Track down every line below that holds "inside" and copy it.

____________________

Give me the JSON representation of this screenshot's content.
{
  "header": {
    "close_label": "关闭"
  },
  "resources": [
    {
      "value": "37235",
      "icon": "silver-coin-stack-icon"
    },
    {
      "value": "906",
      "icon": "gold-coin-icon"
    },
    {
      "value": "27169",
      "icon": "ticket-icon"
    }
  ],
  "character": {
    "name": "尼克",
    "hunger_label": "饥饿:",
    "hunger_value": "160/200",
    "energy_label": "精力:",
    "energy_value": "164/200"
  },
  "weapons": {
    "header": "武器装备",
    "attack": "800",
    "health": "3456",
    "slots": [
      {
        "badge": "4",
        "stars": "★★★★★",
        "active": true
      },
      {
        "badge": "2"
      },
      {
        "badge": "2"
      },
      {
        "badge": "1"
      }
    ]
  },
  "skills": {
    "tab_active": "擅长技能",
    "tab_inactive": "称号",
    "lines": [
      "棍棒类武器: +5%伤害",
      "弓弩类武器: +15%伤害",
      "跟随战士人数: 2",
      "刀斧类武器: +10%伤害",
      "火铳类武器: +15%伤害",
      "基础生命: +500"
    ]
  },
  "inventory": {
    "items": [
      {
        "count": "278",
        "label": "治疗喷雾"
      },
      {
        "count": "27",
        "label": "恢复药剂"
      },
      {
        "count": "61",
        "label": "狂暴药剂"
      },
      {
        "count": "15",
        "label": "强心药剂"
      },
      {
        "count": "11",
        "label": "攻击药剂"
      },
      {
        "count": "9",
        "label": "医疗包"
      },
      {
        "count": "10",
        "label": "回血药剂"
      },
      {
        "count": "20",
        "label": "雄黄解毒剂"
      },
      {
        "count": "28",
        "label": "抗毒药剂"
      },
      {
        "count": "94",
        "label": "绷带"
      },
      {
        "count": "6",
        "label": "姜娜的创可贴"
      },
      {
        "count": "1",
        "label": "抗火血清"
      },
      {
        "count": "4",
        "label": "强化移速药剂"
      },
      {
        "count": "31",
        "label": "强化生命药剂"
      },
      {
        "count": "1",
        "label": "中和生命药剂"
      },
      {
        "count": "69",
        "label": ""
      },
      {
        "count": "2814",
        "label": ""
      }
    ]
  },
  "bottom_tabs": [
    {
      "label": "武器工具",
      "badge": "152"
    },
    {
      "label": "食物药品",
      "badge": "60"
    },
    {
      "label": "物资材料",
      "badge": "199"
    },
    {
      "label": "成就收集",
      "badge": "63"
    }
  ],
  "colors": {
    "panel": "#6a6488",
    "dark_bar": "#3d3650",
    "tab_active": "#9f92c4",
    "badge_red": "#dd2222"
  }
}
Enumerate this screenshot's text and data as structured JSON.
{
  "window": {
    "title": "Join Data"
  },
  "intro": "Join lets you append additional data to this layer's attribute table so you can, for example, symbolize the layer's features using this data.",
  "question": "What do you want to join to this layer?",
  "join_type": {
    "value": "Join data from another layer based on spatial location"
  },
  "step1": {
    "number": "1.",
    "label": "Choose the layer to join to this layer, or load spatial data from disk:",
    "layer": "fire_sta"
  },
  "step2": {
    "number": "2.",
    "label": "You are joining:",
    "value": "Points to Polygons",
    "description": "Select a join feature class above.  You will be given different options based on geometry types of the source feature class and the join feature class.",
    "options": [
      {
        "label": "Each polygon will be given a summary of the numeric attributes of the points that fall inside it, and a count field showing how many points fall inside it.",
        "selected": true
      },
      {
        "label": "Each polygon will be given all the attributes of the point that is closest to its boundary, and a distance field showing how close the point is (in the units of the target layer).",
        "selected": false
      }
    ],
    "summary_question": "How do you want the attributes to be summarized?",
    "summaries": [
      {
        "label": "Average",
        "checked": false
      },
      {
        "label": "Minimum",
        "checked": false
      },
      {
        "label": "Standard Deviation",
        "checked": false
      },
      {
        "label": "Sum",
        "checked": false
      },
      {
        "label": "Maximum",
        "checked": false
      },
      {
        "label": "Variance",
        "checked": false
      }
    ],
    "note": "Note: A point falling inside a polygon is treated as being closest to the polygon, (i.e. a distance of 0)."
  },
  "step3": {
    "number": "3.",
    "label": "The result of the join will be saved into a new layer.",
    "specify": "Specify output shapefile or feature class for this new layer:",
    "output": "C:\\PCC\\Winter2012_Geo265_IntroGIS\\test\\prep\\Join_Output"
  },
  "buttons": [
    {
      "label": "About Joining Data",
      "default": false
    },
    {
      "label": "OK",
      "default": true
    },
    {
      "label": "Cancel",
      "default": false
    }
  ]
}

____________________

• [Written response]
        "label": "Each polygon will be given a summary of the numeric attributes of the points that fall inside it, and a count field showing how many points fall inside it.",
    "note": "Note: A point falling inside a polygon is treated as being closest to the polygon, (i.e. a distance of 0)."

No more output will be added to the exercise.